**DATA ENTRIES:**
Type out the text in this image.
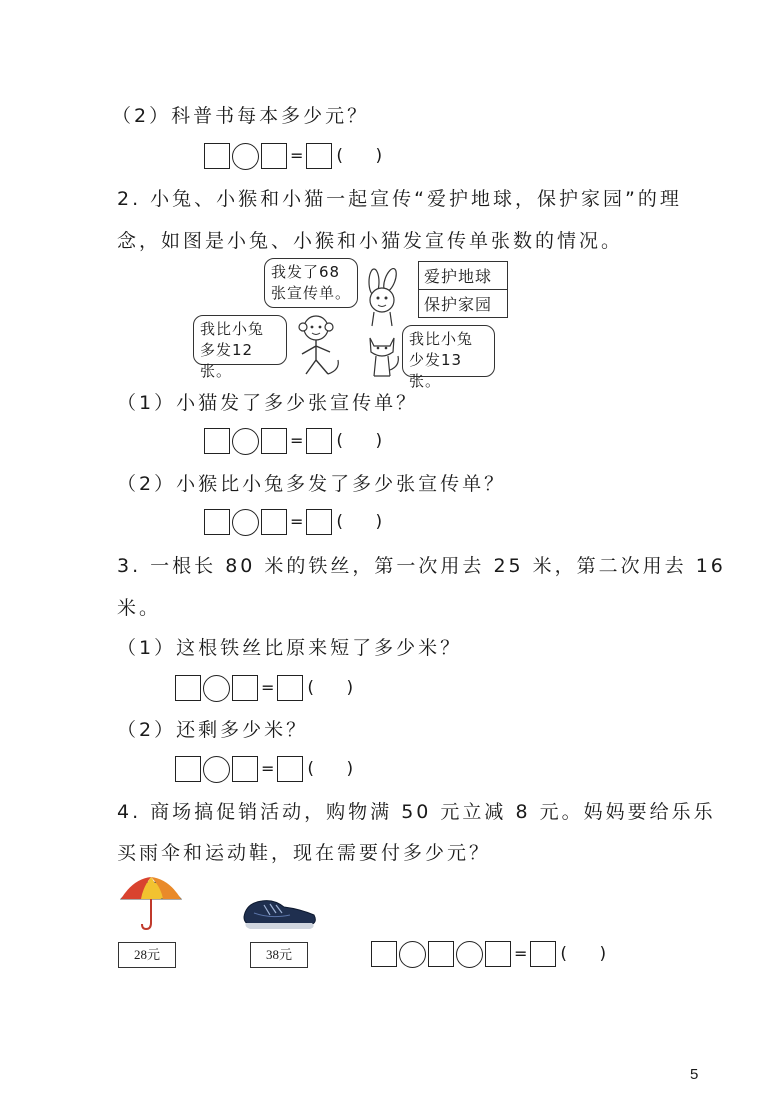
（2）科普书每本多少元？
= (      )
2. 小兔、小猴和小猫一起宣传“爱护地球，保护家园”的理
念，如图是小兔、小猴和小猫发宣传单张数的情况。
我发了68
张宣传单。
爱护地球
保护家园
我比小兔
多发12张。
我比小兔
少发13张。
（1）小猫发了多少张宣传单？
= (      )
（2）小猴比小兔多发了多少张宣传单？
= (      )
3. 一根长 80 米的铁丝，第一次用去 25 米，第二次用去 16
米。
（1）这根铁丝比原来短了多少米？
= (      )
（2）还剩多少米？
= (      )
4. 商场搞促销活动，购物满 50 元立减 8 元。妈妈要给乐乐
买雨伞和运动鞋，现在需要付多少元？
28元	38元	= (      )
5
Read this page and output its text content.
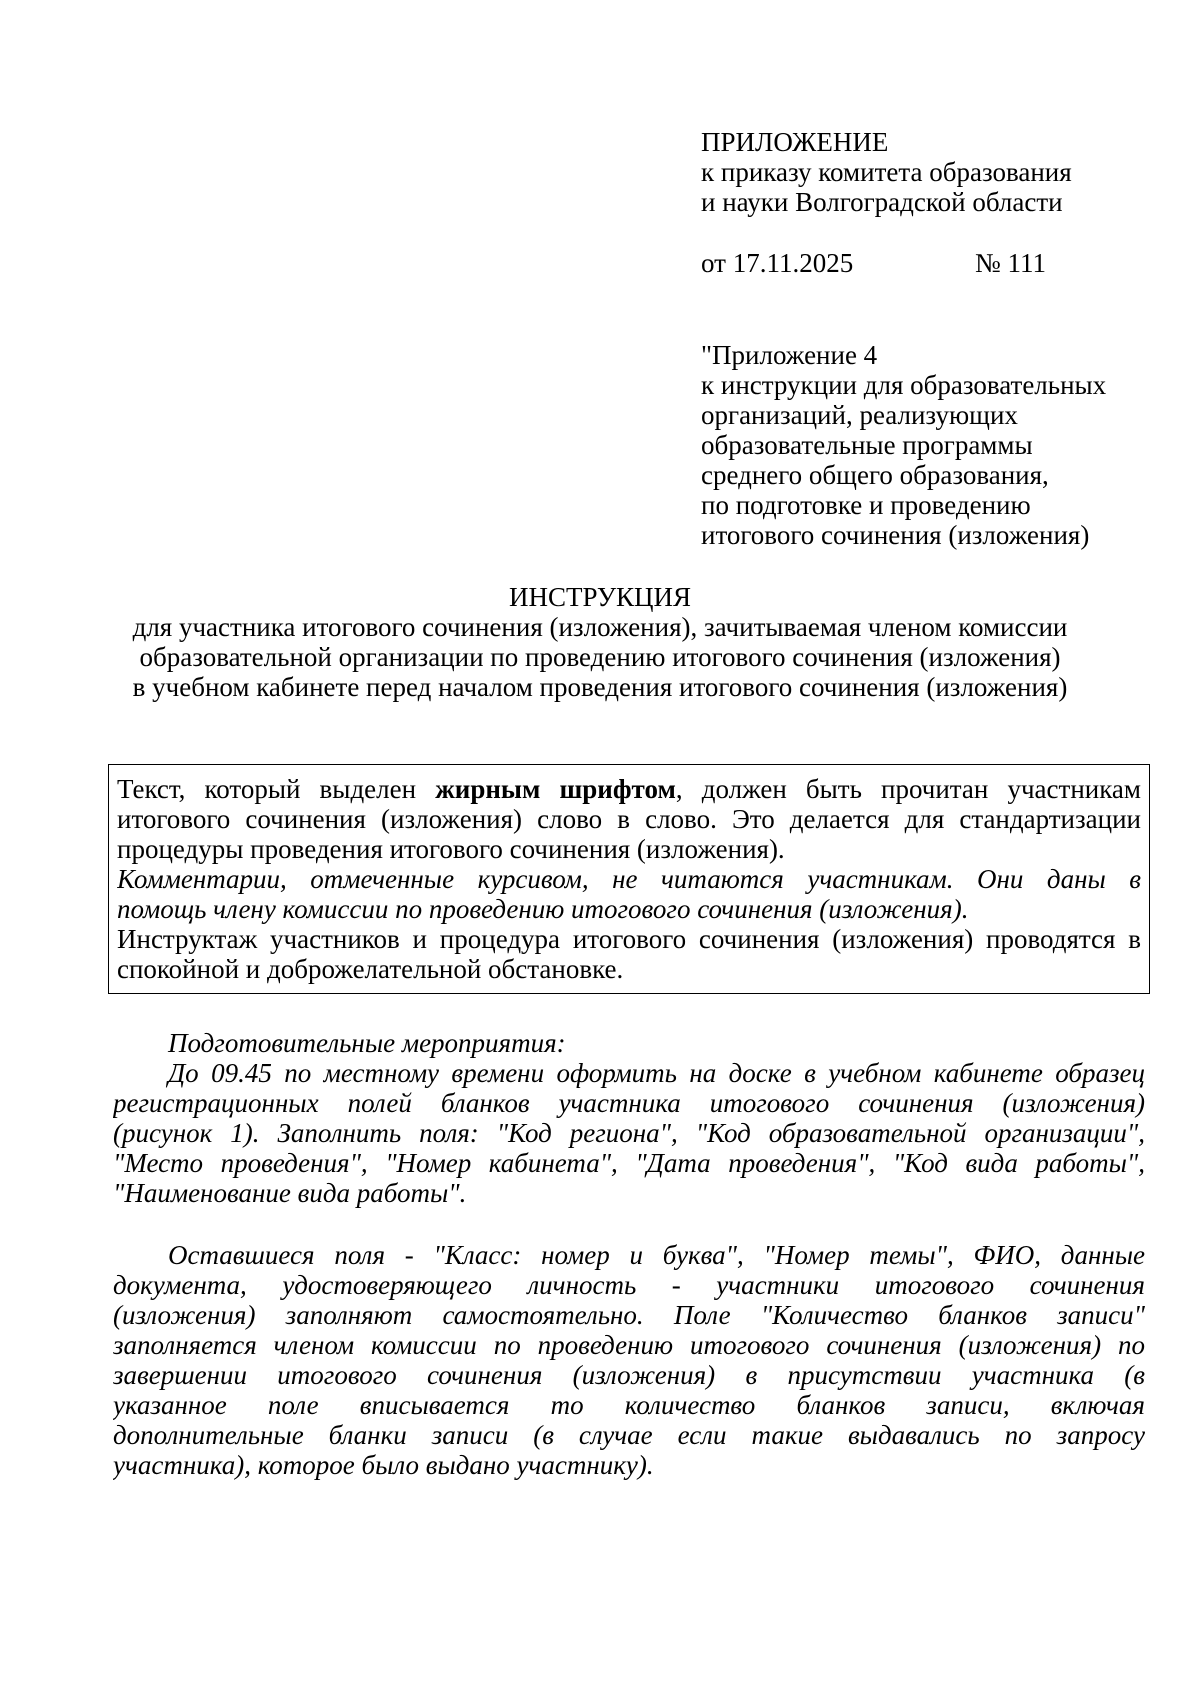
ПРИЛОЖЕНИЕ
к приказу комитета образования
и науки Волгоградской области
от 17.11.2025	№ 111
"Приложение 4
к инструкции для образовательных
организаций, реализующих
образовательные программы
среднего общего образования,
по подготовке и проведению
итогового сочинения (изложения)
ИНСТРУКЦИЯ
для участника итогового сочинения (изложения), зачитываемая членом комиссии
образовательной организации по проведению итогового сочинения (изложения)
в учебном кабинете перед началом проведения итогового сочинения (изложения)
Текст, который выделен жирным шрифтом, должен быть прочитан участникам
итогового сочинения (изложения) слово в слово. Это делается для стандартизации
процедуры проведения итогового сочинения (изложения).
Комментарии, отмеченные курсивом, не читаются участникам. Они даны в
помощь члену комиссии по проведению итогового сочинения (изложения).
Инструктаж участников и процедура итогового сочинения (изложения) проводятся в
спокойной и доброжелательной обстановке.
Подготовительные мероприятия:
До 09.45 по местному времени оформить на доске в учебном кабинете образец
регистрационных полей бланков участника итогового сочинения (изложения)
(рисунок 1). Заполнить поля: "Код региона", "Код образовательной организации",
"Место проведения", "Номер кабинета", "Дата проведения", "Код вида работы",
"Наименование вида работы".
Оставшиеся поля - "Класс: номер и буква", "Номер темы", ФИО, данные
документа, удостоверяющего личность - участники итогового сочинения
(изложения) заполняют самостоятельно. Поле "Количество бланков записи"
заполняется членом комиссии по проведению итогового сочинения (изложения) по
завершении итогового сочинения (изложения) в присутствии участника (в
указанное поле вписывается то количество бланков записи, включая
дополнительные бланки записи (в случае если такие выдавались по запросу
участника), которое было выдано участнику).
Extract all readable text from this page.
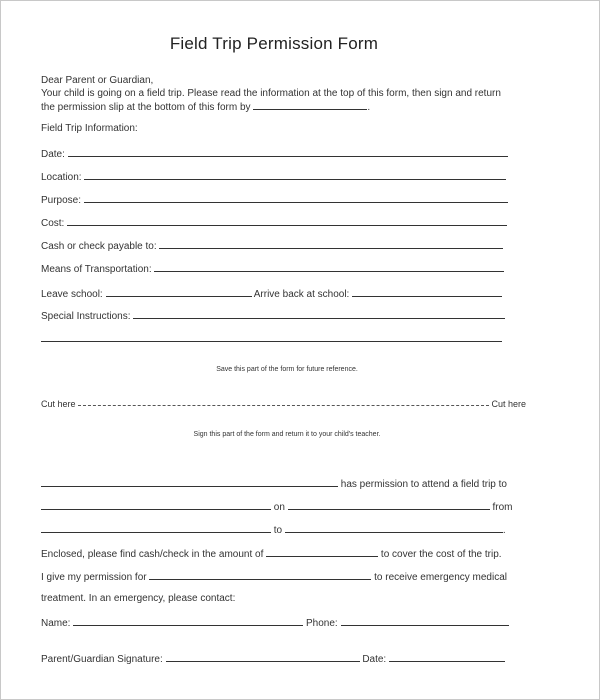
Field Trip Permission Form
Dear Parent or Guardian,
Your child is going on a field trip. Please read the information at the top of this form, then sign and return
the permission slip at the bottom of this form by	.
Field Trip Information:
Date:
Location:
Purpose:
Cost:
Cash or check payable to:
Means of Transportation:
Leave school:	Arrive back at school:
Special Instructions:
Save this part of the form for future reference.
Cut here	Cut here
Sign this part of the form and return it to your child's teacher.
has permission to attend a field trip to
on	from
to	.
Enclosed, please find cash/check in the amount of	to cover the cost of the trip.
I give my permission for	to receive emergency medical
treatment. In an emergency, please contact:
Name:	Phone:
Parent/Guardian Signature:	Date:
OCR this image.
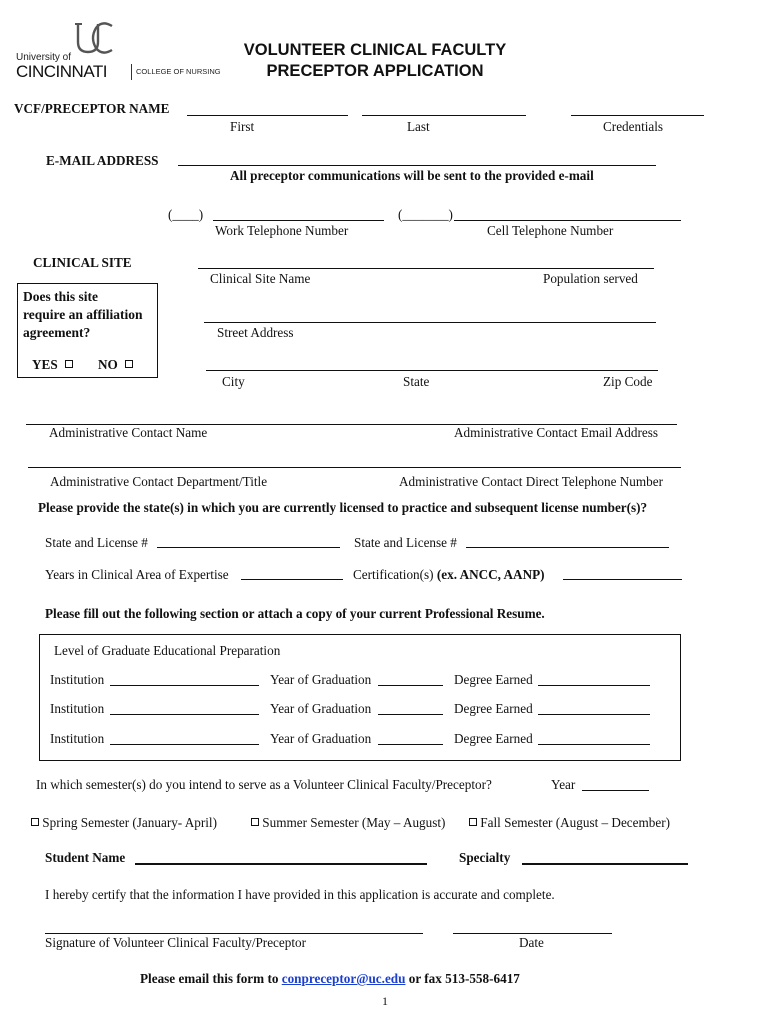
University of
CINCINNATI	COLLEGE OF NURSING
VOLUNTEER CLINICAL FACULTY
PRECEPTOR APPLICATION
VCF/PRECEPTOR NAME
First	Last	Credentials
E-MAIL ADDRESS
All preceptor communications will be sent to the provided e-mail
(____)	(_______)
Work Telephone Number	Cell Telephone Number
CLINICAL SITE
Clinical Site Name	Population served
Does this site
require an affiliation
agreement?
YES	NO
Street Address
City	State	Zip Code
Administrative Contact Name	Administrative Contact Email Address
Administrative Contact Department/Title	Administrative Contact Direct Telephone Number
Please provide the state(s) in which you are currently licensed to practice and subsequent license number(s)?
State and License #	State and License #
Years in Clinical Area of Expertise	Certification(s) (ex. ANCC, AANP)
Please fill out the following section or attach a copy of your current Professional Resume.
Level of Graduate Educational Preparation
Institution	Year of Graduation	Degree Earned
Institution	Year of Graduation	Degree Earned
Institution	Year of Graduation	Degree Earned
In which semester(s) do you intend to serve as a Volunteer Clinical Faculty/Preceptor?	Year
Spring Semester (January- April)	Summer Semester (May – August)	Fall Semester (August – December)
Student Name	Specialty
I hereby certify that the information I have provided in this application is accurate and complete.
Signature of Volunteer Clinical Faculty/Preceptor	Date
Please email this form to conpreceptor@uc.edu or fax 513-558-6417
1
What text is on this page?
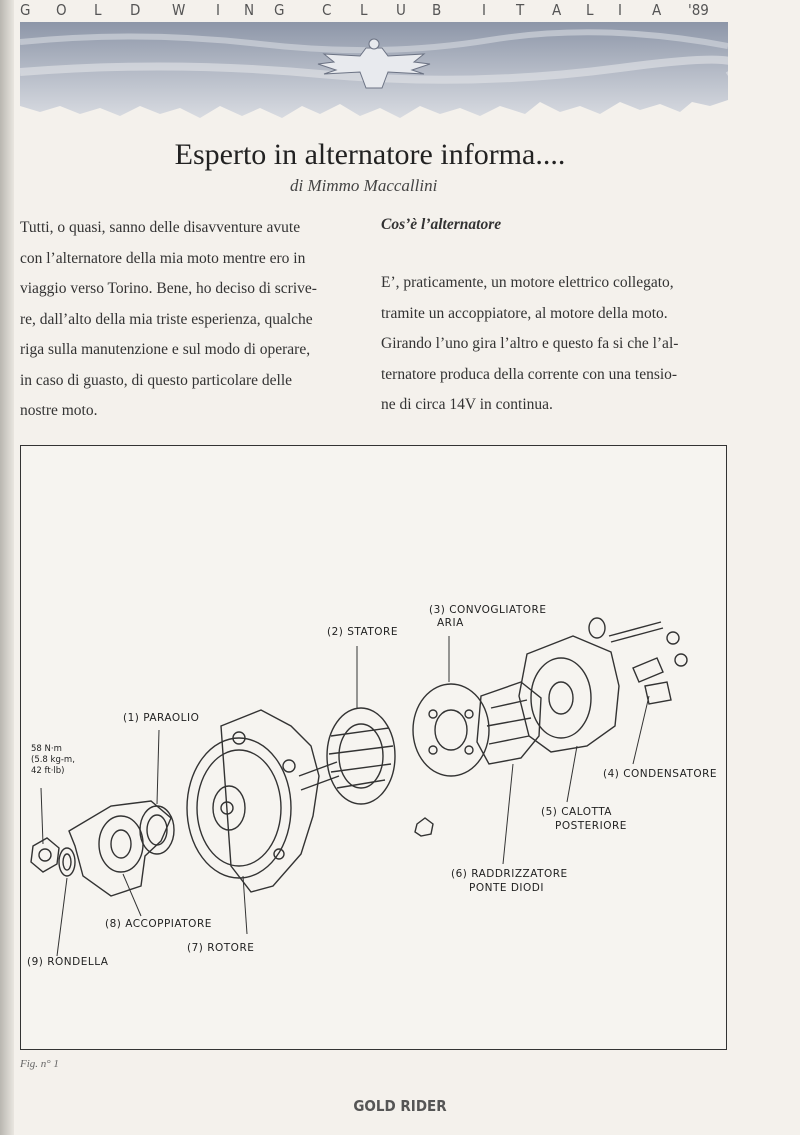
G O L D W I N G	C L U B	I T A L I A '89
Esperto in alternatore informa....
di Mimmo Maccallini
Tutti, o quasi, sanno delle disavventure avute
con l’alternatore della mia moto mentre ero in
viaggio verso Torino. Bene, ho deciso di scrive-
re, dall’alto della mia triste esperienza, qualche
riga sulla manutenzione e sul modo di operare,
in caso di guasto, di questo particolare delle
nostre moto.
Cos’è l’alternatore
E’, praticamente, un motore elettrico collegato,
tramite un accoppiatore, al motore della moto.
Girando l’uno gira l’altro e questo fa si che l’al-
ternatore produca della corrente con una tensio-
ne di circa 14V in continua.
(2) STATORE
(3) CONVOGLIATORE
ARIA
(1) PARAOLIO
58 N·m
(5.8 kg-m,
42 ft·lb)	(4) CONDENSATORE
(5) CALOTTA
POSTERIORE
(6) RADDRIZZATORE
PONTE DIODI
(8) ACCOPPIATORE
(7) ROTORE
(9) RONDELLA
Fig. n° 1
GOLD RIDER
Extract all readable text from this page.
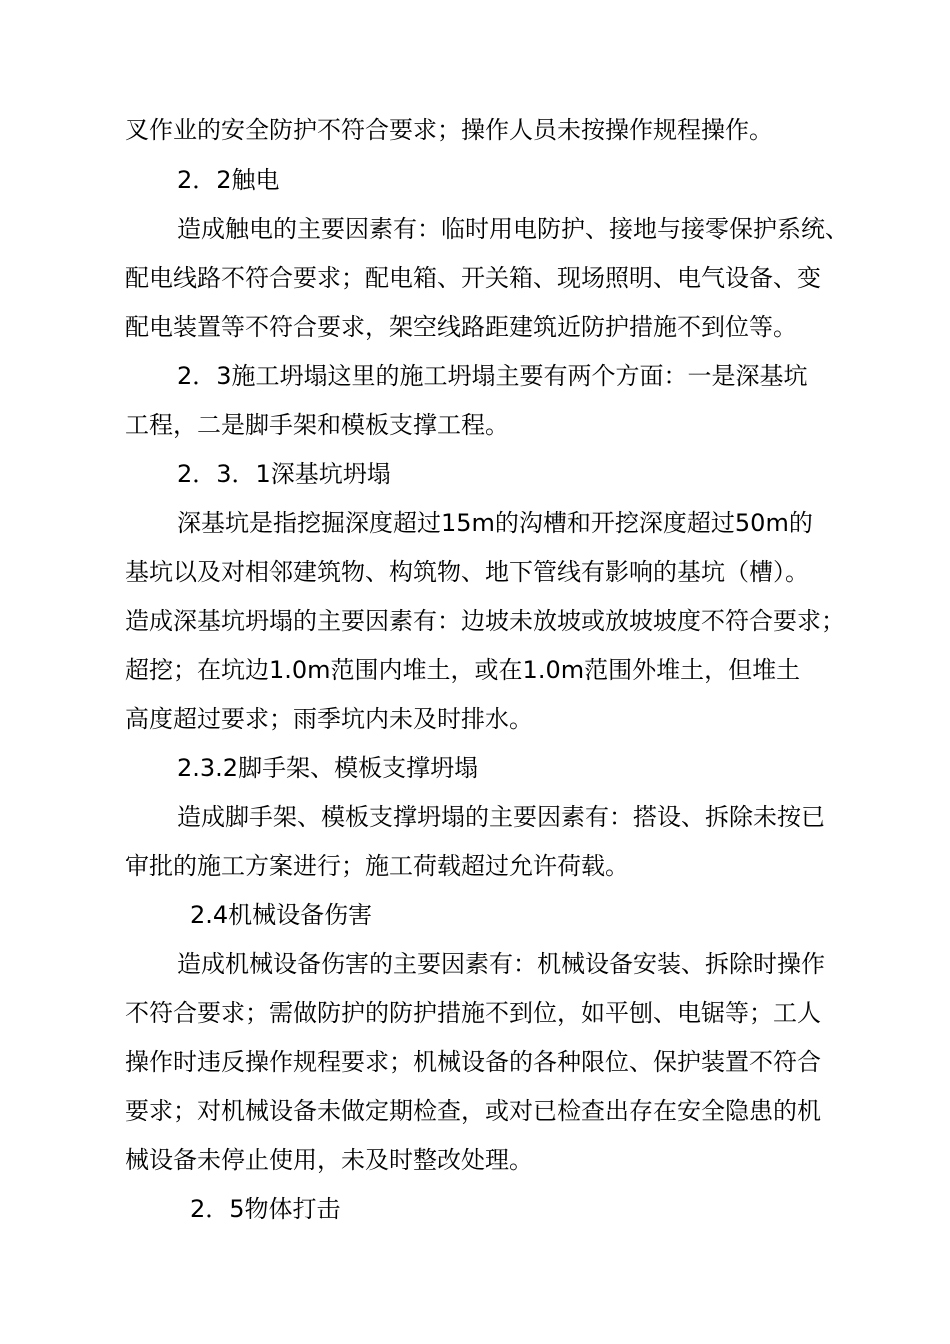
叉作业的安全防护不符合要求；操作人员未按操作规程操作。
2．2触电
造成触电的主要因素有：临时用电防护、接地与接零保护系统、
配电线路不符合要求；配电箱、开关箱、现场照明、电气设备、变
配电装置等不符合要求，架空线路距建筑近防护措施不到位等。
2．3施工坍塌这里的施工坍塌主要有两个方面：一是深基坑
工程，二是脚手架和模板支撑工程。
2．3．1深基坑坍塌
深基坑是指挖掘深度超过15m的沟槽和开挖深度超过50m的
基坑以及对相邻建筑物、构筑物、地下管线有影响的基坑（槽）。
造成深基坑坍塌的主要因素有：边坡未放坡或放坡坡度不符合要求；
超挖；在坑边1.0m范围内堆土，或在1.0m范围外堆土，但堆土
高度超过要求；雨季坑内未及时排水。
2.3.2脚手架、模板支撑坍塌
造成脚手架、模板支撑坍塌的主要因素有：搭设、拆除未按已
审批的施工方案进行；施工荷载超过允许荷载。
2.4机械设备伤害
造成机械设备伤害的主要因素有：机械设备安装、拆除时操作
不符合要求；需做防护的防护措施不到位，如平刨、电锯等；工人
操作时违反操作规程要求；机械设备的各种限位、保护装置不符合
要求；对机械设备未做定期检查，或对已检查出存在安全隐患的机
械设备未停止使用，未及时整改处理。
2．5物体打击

**TO BE DONE:**
Locate all lines that include the word "Date" and copy them out.

**EXERCISE RESULT:**
Date:
Parent/Guardian Signature:	Date:
Signature of Volunteer Clinical Faculty/Preceptor	Date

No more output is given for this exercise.